_阅读材料:_
━━━━━━━━━━━━━━━━━━━━

CutVerse: A Compositional GUI Agents Benchmark for Media Post-Production Editing

May 19, 2026
作者: Haobo Hu, Xiangwu Guo, Zhiheng Chen, Difei Gao, Haotian Liu, Libiao Jin, Qi Mao
cs.AI

摘要

虽然GUI代理在网页导航和基础操作系统任务方面取得了显著进展,但其在专业创意工作流中的能力仍基本未被探索。为弥补这一空白,我们提出了Cutverse——一个旨在真实媒体后期制作环境中系统性评估自主GUI代理的基准测试。我们整理了横跨7个专业应用(如Premiere Pro、Photoshop)的专家演示,涵盖186项基于真实编辑流程的复杂长时任务,涉及密集的多模态接口与紧密耦合的交互序列。为支持可扩展评估,我们开发了一个轻量级解析器,将原始屏幕录制和低层级交互日志转化为结构化的、组合式GUI动作轨迹,并实现精确的接地。广泛评估显示,现有代理在真实媒体编辑任务中仅达到36.0%的任务成功率,这凸显了我们基准测试中复杂长时媒体后期制作工作流所带来的挑战。尽管当前模型在空间接地、多模态对齐和协调动作执行方面展现出潜力,但它们在长期可靠性和领域特定规划方面仍存在局限。
English
While GUI agents have made significant progress in web navigation and basic operating system tasks, their capabilities in professional creative workflows remain largely underexplored. To bridge this gap, we introduce Cutverse, a benchmark designed to systematically evaluate autonomous GUI agents in realistic media post-production environments. We curate expert demonstrations across 7 professional applications (e.g., Premiere Pro, Photoshop), covering 186 complex, long-horizon tasks grounded in authentic editing workflows, involving dense multimodal interfaces and tightly coupled interaction sequences. To support scalable evaluation, we develop a lightweight parser that transforms raw screen recordings and low-level interaction logs into structured, compositional GUI action trajectories with precise grounding. Extensive evaluations reveal that existing agents achieve only 36.0\% task success on realistic media editing tasks, underscoring the challenges posed by complex, long-horizon media post-production workflows in our benchmark.While current models demonstrate promising spatial grounding, multimodal alignment, and coordinated action execution, they remain limited in long-horizon reliability and domain-specific planning.

━━━━━━━━━━━━━━━━━━━━

_列表摘录:_
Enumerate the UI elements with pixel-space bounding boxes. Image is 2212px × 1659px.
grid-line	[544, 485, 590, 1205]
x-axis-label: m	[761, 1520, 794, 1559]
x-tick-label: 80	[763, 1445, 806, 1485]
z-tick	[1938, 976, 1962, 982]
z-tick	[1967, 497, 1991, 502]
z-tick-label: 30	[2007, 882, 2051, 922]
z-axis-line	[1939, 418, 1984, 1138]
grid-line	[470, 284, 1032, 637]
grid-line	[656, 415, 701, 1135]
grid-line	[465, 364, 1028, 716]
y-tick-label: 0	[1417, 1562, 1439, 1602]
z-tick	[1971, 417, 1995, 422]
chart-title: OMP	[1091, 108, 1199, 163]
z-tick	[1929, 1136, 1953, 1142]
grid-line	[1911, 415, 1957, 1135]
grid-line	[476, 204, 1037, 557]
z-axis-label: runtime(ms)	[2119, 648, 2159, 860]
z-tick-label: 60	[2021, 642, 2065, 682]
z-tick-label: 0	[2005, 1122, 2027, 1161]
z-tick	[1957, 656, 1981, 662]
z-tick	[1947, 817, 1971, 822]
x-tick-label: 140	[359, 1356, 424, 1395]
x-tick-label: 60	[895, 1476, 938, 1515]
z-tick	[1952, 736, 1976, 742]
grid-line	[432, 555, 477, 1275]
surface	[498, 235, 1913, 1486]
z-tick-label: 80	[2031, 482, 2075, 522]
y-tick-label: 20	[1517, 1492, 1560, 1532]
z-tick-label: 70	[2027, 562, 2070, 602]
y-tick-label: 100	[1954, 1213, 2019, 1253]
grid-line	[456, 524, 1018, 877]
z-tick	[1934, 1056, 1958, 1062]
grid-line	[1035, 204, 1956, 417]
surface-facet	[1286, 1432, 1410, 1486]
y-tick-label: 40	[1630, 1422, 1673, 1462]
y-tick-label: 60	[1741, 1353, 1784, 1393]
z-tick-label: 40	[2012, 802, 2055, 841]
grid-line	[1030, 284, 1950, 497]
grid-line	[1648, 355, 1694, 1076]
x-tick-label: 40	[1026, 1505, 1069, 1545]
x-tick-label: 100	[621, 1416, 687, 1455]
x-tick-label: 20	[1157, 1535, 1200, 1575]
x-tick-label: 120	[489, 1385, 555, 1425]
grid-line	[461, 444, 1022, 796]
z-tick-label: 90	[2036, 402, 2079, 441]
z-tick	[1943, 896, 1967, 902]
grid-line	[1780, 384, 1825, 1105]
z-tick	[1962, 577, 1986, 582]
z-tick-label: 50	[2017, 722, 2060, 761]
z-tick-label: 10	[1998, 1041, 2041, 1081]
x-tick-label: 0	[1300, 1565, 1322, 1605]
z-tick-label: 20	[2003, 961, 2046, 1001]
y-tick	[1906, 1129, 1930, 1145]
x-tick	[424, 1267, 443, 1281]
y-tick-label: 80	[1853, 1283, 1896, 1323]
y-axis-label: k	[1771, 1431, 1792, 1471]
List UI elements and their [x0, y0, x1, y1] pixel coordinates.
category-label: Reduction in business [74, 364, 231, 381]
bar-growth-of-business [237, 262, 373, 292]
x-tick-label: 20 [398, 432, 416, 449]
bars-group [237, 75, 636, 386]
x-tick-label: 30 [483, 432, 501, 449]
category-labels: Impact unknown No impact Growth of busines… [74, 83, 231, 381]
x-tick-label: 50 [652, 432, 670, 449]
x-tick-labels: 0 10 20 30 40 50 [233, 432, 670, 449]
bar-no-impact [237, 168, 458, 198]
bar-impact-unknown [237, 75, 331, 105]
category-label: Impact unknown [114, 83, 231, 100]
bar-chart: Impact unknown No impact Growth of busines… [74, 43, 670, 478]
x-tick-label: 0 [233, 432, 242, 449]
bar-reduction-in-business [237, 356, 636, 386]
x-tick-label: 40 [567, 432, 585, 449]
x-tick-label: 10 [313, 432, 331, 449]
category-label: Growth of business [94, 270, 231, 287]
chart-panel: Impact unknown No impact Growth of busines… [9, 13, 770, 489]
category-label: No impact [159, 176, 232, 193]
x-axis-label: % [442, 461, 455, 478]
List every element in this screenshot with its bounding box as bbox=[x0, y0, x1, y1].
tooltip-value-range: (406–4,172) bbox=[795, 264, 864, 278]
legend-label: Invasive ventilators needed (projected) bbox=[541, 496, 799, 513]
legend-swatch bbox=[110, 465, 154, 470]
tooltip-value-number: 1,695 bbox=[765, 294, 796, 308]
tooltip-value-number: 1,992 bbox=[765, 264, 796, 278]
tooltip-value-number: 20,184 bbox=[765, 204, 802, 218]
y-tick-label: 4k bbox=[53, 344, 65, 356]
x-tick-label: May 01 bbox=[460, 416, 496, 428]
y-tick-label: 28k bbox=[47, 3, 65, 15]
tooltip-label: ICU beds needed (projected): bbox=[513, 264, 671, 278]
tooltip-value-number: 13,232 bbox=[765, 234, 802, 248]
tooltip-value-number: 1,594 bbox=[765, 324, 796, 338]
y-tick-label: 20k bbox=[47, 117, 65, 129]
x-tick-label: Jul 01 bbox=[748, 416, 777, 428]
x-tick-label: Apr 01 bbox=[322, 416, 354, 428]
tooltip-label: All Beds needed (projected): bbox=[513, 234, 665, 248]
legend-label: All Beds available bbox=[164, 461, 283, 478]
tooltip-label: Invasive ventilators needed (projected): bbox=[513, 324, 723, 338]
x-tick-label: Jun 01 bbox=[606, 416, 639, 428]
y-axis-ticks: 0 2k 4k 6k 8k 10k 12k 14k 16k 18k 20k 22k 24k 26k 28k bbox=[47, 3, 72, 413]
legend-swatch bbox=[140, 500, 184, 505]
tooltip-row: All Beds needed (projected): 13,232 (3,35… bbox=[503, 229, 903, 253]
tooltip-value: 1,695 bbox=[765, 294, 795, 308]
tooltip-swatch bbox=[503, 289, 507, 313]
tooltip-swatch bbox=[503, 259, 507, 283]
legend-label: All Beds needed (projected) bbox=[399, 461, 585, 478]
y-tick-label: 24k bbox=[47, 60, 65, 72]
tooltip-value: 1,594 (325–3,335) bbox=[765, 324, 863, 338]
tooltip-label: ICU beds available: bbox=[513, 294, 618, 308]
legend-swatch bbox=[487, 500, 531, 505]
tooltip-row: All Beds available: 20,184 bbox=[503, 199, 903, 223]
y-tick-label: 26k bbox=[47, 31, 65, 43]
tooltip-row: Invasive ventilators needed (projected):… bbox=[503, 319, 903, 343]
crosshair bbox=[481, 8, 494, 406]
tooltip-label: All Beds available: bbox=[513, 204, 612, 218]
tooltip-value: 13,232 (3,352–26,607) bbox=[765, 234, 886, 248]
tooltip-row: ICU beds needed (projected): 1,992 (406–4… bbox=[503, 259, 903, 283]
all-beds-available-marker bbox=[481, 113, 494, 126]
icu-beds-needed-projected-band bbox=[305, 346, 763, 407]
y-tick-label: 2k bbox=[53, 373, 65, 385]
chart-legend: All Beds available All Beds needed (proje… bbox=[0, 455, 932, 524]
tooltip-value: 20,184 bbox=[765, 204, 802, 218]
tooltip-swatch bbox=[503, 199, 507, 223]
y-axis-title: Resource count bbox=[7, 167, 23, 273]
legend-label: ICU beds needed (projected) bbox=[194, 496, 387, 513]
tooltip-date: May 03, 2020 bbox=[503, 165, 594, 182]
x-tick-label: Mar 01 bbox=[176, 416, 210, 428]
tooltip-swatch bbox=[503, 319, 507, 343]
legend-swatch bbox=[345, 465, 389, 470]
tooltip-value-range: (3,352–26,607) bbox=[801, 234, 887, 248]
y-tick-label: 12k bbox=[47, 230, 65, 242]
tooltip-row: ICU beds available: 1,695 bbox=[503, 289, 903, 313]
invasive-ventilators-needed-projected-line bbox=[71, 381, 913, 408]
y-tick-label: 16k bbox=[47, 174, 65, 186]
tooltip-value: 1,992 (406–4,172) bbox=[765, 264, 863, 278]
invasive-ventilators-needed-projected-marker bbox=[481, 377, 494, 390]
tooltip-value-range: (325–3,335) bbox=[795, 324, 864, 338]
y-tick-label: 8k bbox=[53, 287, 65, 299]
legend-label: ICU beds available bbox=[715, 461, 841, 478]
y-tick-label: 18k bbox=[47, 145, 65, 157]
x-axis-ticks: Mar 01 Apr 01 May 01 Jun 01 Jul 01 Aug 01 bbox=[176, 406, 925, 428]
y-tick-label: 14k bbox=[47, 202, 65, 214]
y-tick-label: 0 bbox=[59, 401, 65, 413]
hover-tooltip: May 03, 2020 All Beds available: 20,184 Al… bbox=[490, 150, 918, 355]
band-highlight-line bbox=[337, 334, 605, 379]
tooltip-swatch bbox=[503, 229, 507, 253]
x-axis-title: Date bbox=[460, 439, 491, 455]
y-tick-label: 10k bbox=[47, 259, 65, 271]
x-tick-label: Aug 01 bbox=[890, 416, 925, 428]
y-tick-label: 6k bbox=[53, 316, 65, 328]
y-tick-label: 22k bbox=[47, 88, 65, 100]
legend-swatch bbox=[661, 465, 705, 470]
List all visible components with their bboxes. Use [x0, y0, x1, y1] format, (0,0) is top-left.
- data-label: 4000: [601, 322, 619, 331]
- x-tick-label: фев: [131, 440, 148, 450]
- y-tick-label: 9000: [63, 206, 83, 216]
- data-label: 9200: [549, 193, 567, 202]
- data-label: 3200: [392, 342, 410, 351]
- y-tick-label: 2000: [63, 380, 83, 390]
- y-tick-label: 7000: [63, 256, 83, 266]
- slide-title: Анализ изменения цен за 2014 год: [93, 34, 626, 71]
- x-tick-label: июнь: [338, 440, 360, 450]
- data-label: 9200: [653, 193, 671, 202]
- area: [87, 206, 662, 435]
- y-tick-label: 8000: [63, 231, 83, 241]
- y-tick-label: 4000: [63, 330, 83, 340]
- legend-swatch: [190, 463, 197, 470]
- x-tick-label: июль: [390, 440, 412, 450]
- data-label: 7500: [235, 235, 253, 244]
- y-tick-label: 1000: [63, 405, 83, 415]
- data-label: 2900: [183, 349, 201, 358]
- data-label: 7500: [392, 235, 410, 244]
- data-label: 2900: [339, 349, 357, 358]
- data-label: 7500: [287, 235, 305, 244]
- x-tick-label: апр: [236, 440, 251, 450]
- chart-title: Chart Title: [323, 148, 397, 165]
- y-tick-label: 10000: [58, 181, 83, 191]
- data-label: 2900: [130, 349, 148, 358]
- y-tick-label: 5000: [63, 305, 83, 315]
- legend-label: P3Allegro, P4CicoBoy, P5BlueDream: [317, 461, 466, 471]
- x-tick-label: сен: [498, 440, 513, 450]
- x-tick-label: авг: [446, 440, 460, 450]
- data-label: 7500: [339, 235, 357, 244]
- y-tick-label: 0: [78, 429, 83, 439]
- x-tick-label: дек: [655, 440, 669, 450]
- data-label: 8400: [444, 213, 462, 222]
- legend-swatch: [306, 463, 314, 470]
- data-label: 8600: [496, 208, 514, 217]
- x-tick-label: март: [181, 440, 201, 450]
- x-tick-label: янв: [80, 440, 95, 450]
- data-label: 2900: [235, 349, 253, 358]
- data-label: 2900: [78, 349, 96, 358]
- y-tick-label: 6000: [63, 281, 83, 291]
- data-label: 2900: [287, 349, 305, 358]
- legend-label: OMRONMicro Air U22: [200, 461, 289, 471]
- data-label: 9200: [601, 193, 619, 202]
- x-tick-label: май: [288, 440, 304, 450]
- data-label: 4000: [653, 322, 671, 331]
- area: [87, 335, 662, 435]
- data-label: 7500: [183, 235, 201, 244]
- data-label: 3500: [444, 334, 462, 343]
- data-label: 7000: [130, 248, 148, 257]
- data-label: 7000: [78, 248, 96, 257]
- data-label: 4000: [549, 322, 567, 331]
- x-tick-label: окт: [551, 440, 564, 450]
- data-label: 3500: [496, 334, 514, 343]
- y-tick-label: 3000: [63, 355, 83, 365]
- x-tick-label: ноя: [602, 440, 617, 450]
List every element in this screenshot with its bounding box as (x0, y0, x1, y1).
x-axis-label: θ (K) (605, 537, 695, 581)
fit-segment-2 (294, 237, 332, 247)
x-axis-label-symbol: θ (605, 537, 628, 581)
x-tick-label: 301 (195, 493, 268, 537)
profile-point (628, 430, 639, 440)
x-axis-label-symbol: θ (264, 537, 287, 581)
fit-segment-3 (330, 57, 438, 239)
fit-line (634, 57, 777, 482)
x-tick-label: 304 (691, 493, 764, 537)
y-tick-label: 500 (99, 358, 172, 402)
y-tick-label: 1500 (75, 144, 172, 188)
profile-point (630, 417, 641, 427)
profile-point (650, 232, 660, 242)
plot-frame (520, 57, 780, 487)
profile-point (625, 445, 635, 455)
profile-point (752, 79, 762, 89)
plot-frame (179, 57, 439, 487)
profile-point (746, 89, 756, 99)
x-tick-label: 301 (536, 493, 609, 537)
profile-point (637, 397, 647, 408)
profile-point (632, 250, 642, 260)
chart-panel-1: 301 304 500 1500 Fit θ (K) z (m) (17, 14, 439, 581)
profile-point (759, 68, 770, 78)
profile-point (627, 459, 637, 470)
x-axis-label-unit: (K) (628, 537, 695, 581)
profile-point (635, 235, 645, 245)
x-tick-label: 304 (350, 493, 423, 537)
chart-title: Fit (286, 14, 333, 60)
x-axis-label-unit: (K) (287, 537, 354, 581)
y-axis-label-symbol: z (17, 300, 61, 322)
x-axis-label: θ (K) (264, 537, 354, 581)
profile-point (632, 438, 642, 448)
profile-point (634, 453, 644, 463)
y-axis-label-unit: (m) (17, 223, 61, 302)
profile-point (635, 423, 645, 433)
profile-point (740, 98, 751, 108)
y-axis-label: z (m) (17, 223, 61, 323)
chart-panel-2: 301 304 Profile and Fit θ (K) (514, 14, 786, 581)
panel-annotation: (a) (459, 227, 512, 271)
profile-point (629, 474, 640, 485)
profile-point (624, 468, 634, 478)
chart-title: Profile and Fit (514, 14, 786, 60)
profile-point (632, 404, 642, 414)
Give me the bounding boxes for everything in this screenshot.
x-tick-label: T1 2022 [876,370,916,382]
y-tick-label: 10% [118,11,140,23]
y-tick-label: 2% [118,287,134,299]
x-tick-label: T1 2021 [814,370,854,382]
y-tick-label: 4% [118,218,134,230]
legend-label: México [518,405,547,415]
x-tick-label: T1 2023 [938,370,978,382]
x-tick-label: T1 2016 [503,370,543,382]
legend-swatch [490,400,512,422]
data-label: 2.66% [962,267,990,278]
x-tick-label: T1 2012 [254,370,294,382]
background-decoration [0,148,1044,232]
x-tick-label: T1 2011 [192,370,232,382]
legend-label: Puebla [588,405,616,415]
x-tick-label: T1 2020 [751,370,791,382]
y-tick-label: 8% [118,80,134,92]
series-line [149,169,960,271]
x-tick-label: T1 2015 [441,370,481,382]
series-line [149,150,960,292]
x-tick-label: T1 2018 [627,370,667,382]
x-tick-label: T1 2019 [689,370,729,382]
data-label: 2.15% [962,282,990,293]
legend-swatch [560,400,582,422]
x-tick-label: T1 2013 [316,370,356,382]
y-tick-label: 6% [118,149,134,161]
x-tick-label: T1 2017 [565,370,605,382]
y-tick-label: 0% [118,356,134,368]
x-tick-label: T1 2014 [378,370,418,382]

━━━━━━━━━━━━━━━━━━━━

_练习题目:_
a. 根据阅读材料，现有代理在真实媒体编辑任务中的任务成功率是多少？
b. 阅读材料里说，作者为什么要提出Cutverse这个基准测试？请用一到三句话说明。
c. 把阅读材料中从“May 19, 2026”到“领域特定规划方面仍存在局限。”的这段文字照抄下来。

_参考答案:_
a. 只有36.0%。

b. GUI代理在网页导航和基础操作系统任务上进步很大，但在专业创意工作流中的能力基本还没人研究。作者提出Cutverse，就是为了弥补这一空白，在真实的媒体后期制作环境中系统地评估自主GUI代理。

c.
May 19, 2026
作者: Haobo Hu, Xiangwu Guo, Zhiheng Chen, Difei Gao, Haotian Liu, Libiao Jin, Qi Mao
cs.AI

摘要

虽然GUI代理在网页导航和基础操作系统任务方面取得了显著进展,但其在专业创意工作流中的能力仍基本未被探索。为弥补这一空白,我们提出了Cutverse——一个旨在真实媒体后期制作环境中系统性评估自主GUI代理的基准测试。我们整理了横跨7个专业应用(如Premiere Pro、Photoshop)的专家演示,涵盖186项基于真实编辑流程的复杂长时任务,涉及密集的多模态接口与紧密耦合的交互序列。为支持可扩展评估,我们开发了一个轻量级解析器,将原始屏幕录制和低层级交互日志转化为结构化的、组合式GUI动作轨迹,并实现精确的接地。广泛评估显示,现有代理在真实媒体编辑任务中仅达到36.0%的任务成功率,这凸显了我们基准测试中复杂长时媒体后期制作工作流所带来的挑战。尽管当前模型在空间接地、多模态对齐和协调动作执行方面展现出潜力,但它们在长期可靠性和领域特定规划方面仍存在局限。